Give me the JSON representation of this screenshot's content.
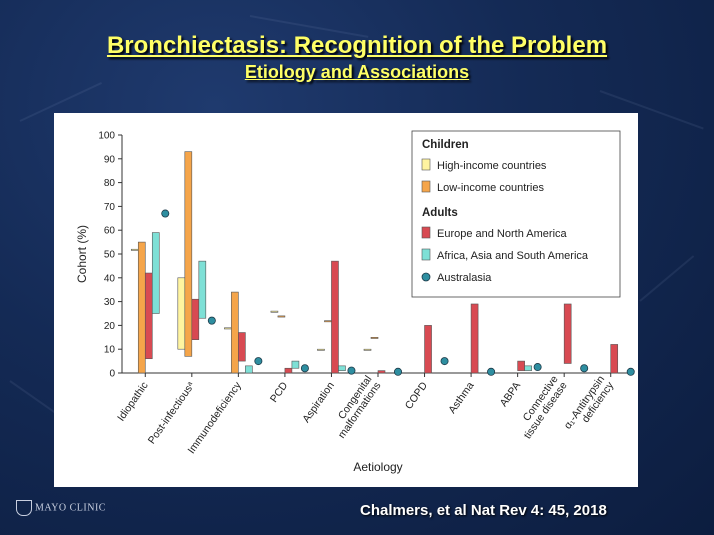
{
  "slide": {
    "title": "Bronchiectasis: Recognition of the Problem",
    "subtitle": "Etiology and Associations",
    "citation": "Chalmers, et al Nat Rev 4: 45, 2018",
    "logo_text": "MAYO CLINIC"
  },
  "chart_data": {
    "type": "bar",
    "xlabel": "Aetiology",
    "ylabel": "Cohort (%)",
    "ylim": [
      0,
      100
    ],
    "yticks": [
      0,
      10,
      20,
      30,
      40,
      50,
      60,
      70,
      80,
      90,
      100
    ],
    "grid": false,
    "legend_position": "top-right",
    "categories": [
      {
        "lines": [
          "Idiopathic"
        ]
      },
      {
        "lines": [
          "Post-infectious"
        ],
        "sup": "a"
      },
      {
        "lines": [
          "Immunodeficiency"
        ]
      },
      {
        "lines": [
          "PCD"
        ]
      },
      {
        "lines": [
          "Aspiration"
        ]
      },
      {
        "lines": [
          "Congenital",
          "malformations"
        ]
      },
      {
        "lines": [
          "COPD"
        ]
      },
      {
        "lines": [
          "Asthma"
        ]
      },
      {
        "lines": [
          "ABPA"
        ]
      },
      {
        "lines": [
          "Connective",
          "tissue disease"
        ]
      },
      {
        "lines": [
          "α₁-Antitrypsin",
          "deficiency"
        ]
      }
    ],
    "legend": {
      "children_heading": "Children",
      "adults_heading": "Adults"
    },
    "series": [
      {
        "name": "High-income countries",
        "group": "Children",
        "color": "#fff4a0",
        "range_low": [
          52,
          10,
          19,
          26,
          10,
          10,
          null,
          null,
          null,
          null,
          null
        ],
        "range_high": [
          52,
          40,
          19,
          26,
          10,
          10,
          null,
          null,
          null,
          null,
          null
        ]
      },
      {
        "name": "Low-income countries",
        "group": "Children",
        "color": "#f5a54a",
        "range_low": [
          null,
          7,
          null,
          24,
          22,
          15,
          null,
          null,
          null,
          null,
          null
        ],
        "range_high": [
          55,
          93,
          34,
          24,
          22,
          15,
          null,
          null,
          null,
          null,
          null
        ]
      },
      {
        "name": "Europe and North America",
        "group": "Adults",
        "color": "#d84a52",
        "range_low": [
          6,
          14,
          5,
          null,
          null,
          null,
          null,
          null,
          1,
          4,
          null
        ],
        "range_high": [
          42,
          31,
          17,
          2,
          47,
          1,
          20,
          29,
          5,
          29,
          12
        ]
      },
      {
        "name": "Africa, Asia and South America",
        "group": "Adults",
        "color": "#7ee0d6",
        "range_low": [
          25,
          23,
          null,
          2,
          1,
          null,
          null,
          null,
          1,
          null,
          null
        ],
        "range_high": [
          59,
          47,
          3,
          5,
          3,
          null,
          null,
          null,
          3,
          null,
          null
        ]
      },
      {
        "name": "Australasia",
        "group": "Adults",
        "color": "#2e8ea0",
        "type": "point",
        "values": [
          67,
          22,
          5,
          2,
          1,
          0.5,
          5,
          0.5,
          2.5,
          2,
          0.5
        ]
      }
    ]
  }
}
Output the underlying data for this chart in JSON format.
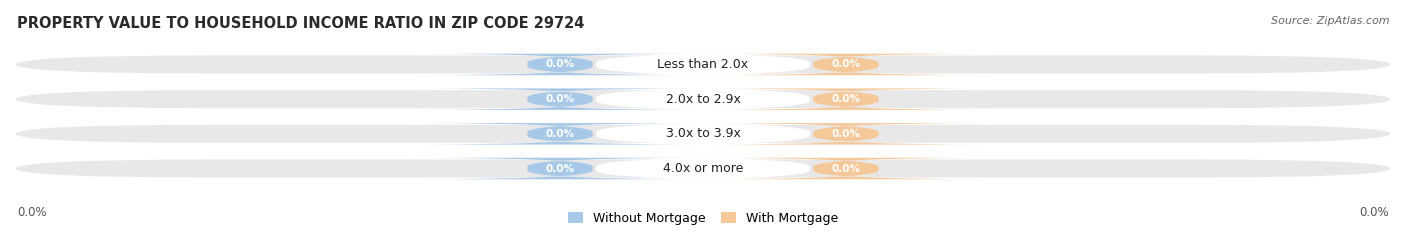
{
  "title": "PROPERTY VALUE TO HOUSEHOLD INCOME RATIO IN ZIP CODE 29724",
  "source": "Source: ZipAtlas.com",
  "categories": [
    "Less than 2.0x",
    "2.0x to 2.9x",
    "3.0x to 3.9x",
    "4.0x or more"
  ],
  "without_mortgage": [
    0.0,
    0.0,
    0.0,
    0.0
  ],
  "with_mortgage": [
    0.0,
    0.0,
    0.0,
    0.0
  ],
  "without_mortgage_color": "#a8c8e8",
  "with_mortgage_color": "#f5c89a",
  "bar_bg_color": "#e8e8e8",
  "bar_bg_color2": "#f0f0f0",
  "center_label_color": "#222222",
  "title_fontsize": 10.5,
  "source_fontsize": 8,
  "bar_height": 0.62,
  "figsize": [
    14.06,
    2.33
  ],
  "dpi": 100,
  "legend_labels": [
    "Without Mortgage",
    "With Mortgage"
  ],
  "axis_label_left": "0.0%",
  "axis_label_right": "0.0%"
}
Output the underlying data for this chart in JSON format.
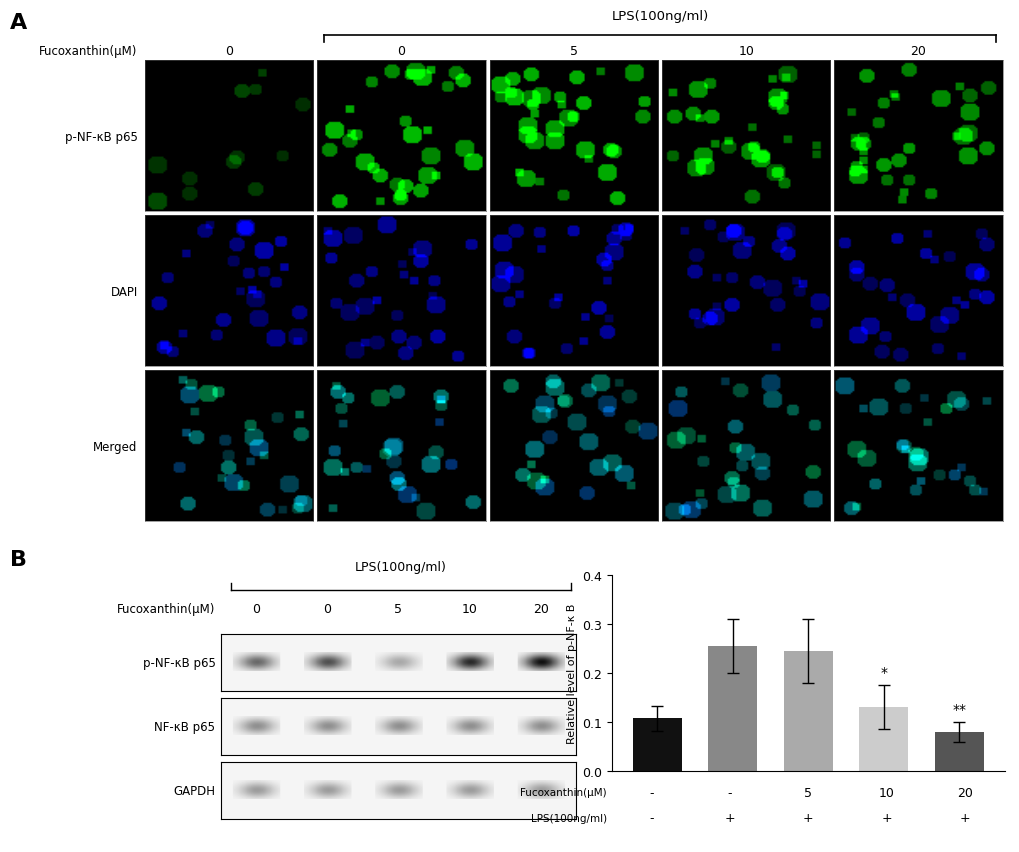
{
  "panel_A_label": "A",
  "panel_B_label": "B",
  "lps_label": "LPS(100ng/ml)",
  "fucoxanthin_label": "Fucoxanthin(μM)",
  "fucoxanthin_conc_A": [
    "0",
    "0",
    "5",
    "10",
    "20"
  ],
  "row_labels": [
    "p-NF-κB p65",
    "DAPI",
    "Merged"
  ],
  "wb_row_labels": [
    "p-NF-κB p65",
    "NF-κB p65",
    "GAPDH"
  ],
  "bar_values": [
    0.107,
    0.255,
    0.245,
    0.13,
    0.08
  ],
  "bar_errors": [
    0.025,
    0.055,
    0.065,
    0.045,
    0.02
  ],
  "bar_colors": [
    "#111111",
    "#888888",
    "#aaaaaa",
    "#cccccc",
    "#555555"
  ],
  "bar_labels": [
    "-",
    "-",
    "5",
    "10",
    "20"
  ],
  "lps_row": [
    "-",
    "+",
    "+",
    "+",
    "+"
  ],
  "ylabel": "Relative level of p-NF-κ B",
  "ylim": [
    0,
    0.4
  ],
  "yticks": [
    0.0,
    0.1,
    0.2,
    0.3,
    0.4
  ],
  "significance": [
    "",
    "",
    "",
    "*",
    "**"
  ],
  "sig_fontsize": 10,
  "background_color": "#ffffff"
}
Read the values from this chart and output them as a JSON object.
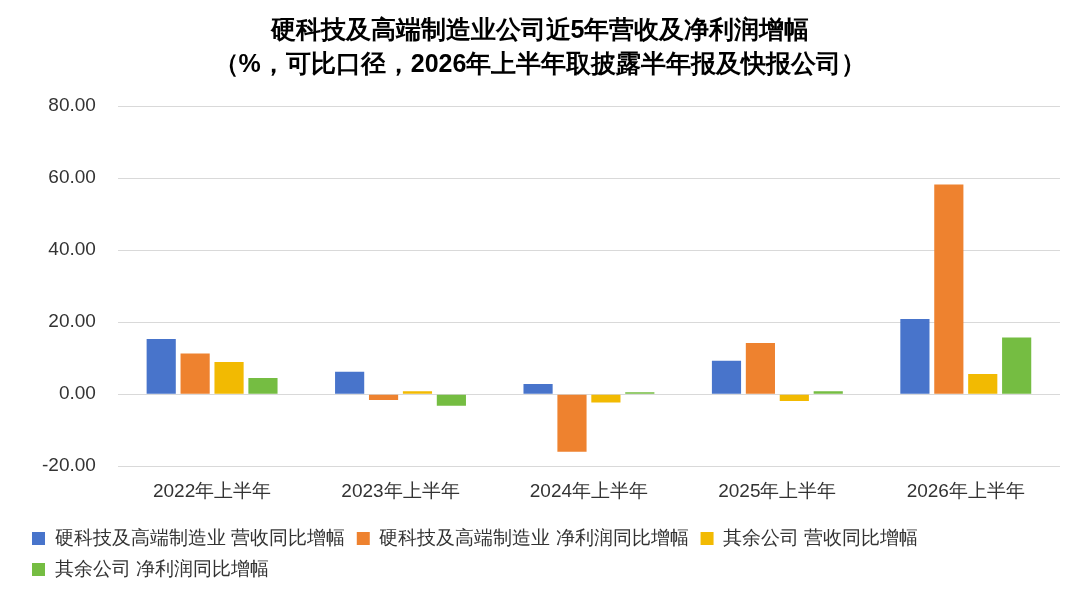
{
  "chart_data": {
    "type": "bar",
    "title": "硬科技及高端制造业公司近5年营收及净利润增幅",
    "subtitle": "（%，可比口径，2026年上半年取披露半年报及快报公司）",
    "categories": [
      "2022年上半年",
      "2023年上半年",
      "2024年上半年",
      "2025年上半年",
      "2026年上半年"
    ],
    "series": [
      {
        "name": "硬科技及高端制造业 营收同比增幅",
        "color": "#4874cb",
        "values": [
          15.3,
          6.2,
          2.8,
          9.3,
          20.9
        ]
      },
      {
        "name": "硬科技及高端制造业 净利润同比增幅",
        "color": "#ee822f",
        "values": [
          11.3,
          -1.6,
          -16.0,
          14.2,
          58.2
        ]
      },
      {
        "name": "其余公司 营收同比增幅",
        "color": "#f2ba02",
        "values": [
          8.9,
          0.8,
          -2.3,
          -1.9,
          5.6
        ]
      },
      {
        "name": "其余公司 净利润同比增幅",
        "color": "#75bd42",
        "values": [
          4.5,
          -3.2,
          0.5,
          0.8,
          15.7
        ]
      }
    ],
    "ylim": [
      -20,
      80
    ],
    "yticks": [
      {
        "value": -20,
        "label": "-20.00"
      },
      {
        "value": 0,
        "label": "0.00"
      },
      {
        "value": 20,
        "label": "20.00"
      },
      {
        "value": 40,
        "label": "40.00"
      },
      {
        "value": 60,
        "label": "60.00"
      },
      {
        "value": 80,
        "label": "80.00"
      }
    ],
    "grid": "y",
    "legend": "bottom"
  }
}
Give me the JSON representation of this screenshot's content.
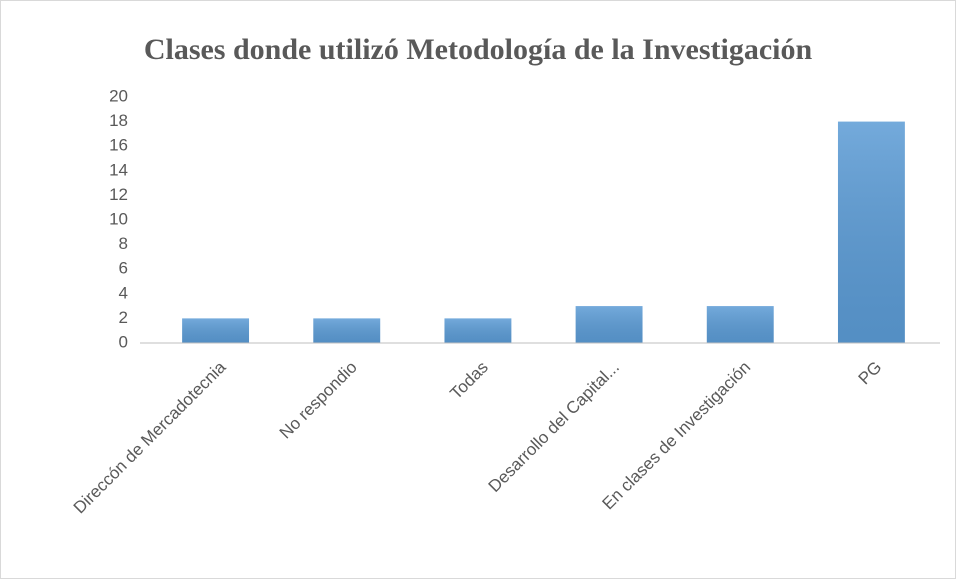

**Required task**
Quote the data above in full and without alteration; skip the pictures.

**Response to this task**
Give me the JSON representation of this screenshot's content.
{
  "slide": {
    "title": "Bronchiectasis: Recognition of the Problem",
    "subtitle": "Etiology and Associations",
    "citation": "Chalmers, et al Nat Rev 4: 45, 2018",
    "logo_text": "MAYO CLINIC"
  },
  "chart_data": {
    "type": "bar",
    "xlabel": "Aetiology",
    "ylabel": "Cohort (%)",
    "ylim": [
      0,
      100
    ],
    "yticks": [
      0,
      10,
      20,
      30,
      40,
      50,
      60,
      70,
      80,
      90,
      100
    ],
    "grid": false,
    "legend_position": "top-right",
    "categories": [
      {
        "lines": [
          "Idiopathic"
        ]
      },
      {
        "lines": [
          "Post-infectious"
        ],
        "sup": "a"
      },
      {
        "lines": [
          "Immunodeficiency"
        ]
      },
      {
        "lines": [
          "PCD"
        ]
      },
      {
        "lines": [
          "Aspiration"
        ]
      },
      {
        "lines": [
          "Congenital",
          "malformations"
        ]
      },
      {
        "lines": [
          "COPD"
        ]
      },
      {
        "lines": [
          "Asthma"
        ]
      },
      {
        "lines": [
          "ABPA"
        ]
      },
      {
        "lines": [
          "Connective",
          "tissue disease"
        ]
      },
      {
        "lines": [
          "α₁-Antitrypsin",
          "deficiency"
        ]
      }
    ],
    "legend": {
      "children_heading": "Children",
      "adults_heading": "Adults"
    },
    "series": [
      {
        "name": "High-income countries",
        "group": "Children",
        "color": "#fff4a0",
        "range_low": [
          52,
          10,
          19,
          26,
          10,
          10,
          null,
          null,
          null,
          null,
          null
        ],
        "range_high": [
          52,
          40,
          19,
          26,
          10,
          10,
          null,
          null,
          null,
          null,
          null
        ]
      },
      {
        "name": "Low-income countries",
        "group": "Children",
        "color": "#f5a54a",
        "range_low": [
          null,
          7,
          null,
          24,
          22,
          15,
          null,
          null,
          null,
          null,
          null
        ],
        "range_high": [
          55,
          93,
          34,
          24,
          22,
          15,
          null,
          null,
          null,
          null,
          null
        ]
      },
      {
        "name": "Europe and North America",
        "group": "Adults",
        "color": "#d84a52",
        "range_low": [
          6,
          14,
          5,
          null,
          null,
          null,
          null,
          null,
          1,
          4,
          null
        ],
        "range_high": [
          42,
          31,
          17,
          2,
          47,
          1,
          20,
          29,
          5,
          29,
          12
        ]
      },
      {
        "name": "Africa, Asia and South America",
        "group": "Adults",
        "color": "#7ee0d6",
        "range_low": [
          25,
          23,
          null,
          2,
          1,
          null,
          null,
          null,
          1,
          null,
          null
        ],
        "range_high": [
          59,
          47,
          3,
          5,
          3,
          null,
          null,
          null,
          3,
          null,
          null
        ]
      },
      {
        "name": "Australasia",
        "group": "Adults",
        "color": "#2e8ea0",
        "type": "point",
        "values": [
          67,
          22,
          5,
          2,
          1,
          0.5,
          5,
          0.5,
          2.5,
          2,
          0.5
        ]
      }
    ]
  }
}
Output the underlying data for this chart in JSON format.
{
  "title": "PROPERTY VALUE TO HOUSEHOLD INCOME RATIO IN ZIP CODE 29724",
  "source": "Source: ZipAtlas.com",
  "categories": [
    "Less than 2.0x",
    "2.0x to 2.9x",
    "3.0x to 3.9x",
    "4.0x or more"
  ],
  "without_mortgage": [
    0.0,
    0.0,
    0.0,
    0.0
  ],
  "with_mortgage": [
    0.0,
    0.0,
    0.0,
    0.0
  ],
  "without_mortgage_color": "#a8c8e8",
  "with_mortgage_color": "#f5c89a",
  "bar_bg_color": "#e8e8e8",
  "bar_bg_color2": "#f0f0f0",
  "center_label_color": "#222222",
  "title_fontsize": 10.5,
  "source_fontsize": 8,
  "bar_height": 0.62,
  "figsize": [
    14.06,
    2.33
  ],
  "dpi": 100,
  "legend_labels": [
    "Without Mortgage",
    "With Mortgage"
  ],
  "axis_label_left": "0.0%",
  "axis_label_right": "0.0%"
}
Output the underlying data for this chart in JSON format.
{
  "panel_A_label": "A",
  "panel_B_label": "B",
  "lps_label": "LPS(100ng/ml)",
  "fucoxanthin_label": "Fucoxanthin(μM)",
  "fucoxanthin_conc_A": [
    "0",
    "0",
    "5",
    "10",
    "20"
  ],
  "row_labels": [
    "p-NF-κB p65",
    "DAPI",
    "Merged"
  ],
  "wb_row_labels": [
    "p-NF-κB p65",
    "NF-κB p65",
    "GAPDH"
  ],
  "bar_values": [
    0.107,
    0.255,
    0.245,
    0.13,
    0.08
  ],
  "bar_errors": [
    0.025,
    0.055,
    0.065,
    0.045,
    0.02
  ],
  "bar_colors": [
    "#111111",
    "#888888",
    "#aaaaaa",
    "#cccccc",
    "#555555"
  ],
  "bar_labels": [
    "-",
    "-",
    "5",
    "10",
    "20"
  ],
  "lps_row": [
    "-",
    "+",
    "+",
    "+",
    "+"
  ],
  "ylabel": "Relative level of p-NF-κ B",
  "ylim": [
    0,
    0.4
  ],
  "yticks": [
    0.0,
    0.1,
    0.2,
    0.3,
    0.4
  ],
  "significance": [
    "",
    "",
    "",
    "*",
    "**"
  ],
  "sig_fontsize": 10,
  "background_color": "#ffffff"
}
Read the values from this chart and output them as a JSON object.
{
  "chart_data": {
    "type": "bar",
    "title": "硬科技及高端制造业公司近5年营收及净利润增幅",
    "subtitle": "（%，可比口径，2026年上半年取披露半年报及快报公司）",
    "categories": [
      "2022年上半年",
      "2023年上半年",
      "2024年上半年",
      "2025年上半年",
      "2026年上半年"
    ],
    "series": [
      {
        "name": "硬科技及高端制造业 营收同比增幅",
        "color": "#4874cb",
        "values": [
          15.3,
          6.2,
          2.8,
          9.3,
          20.9
        ]
      },
      {
        "name": "硬科技及高端制造业 净利润同比增幅",
        "color": "#ee822f",
        "values": [
          11.3,
          -1.6,
          -16.0,
          14.2,
          58.2
        ]
      },
      {
        "name": "其余公司 营收同比增幅",
        "color": "#f2ba02",
        "values": [
          8.9,
          0.8,
          -2.3,
          -1.9,
          5.6
        ]
      },
      {
        "name": "其余公司 净利润同比增幅",
        "color": "#75bd42",
        "values": [
          4.5,
          -3.2,
          0.5,
          0.8,
          15.7
        ]
      }
    ],
    "ylim": [
      -20,
      80
    ],
    "yticks": [
      {
        "value": -20,
        "label": "-20.00"
      },
      {
        "value": 0,
        "label": "0.00"
      },
      {
        "value": 20,
        "label": "20.00"
      },
      {
        "value": 40,
        "label": "40.00"
      },
      {
        "value": 60,
        "label": "60.00"
      },
      {
        "value": 80,
        "label": "80.00"
      }
    ],
    "grid": "y",
    "legend": "bottom"
  }
}
Give me the JSON representation of this screenshot's content.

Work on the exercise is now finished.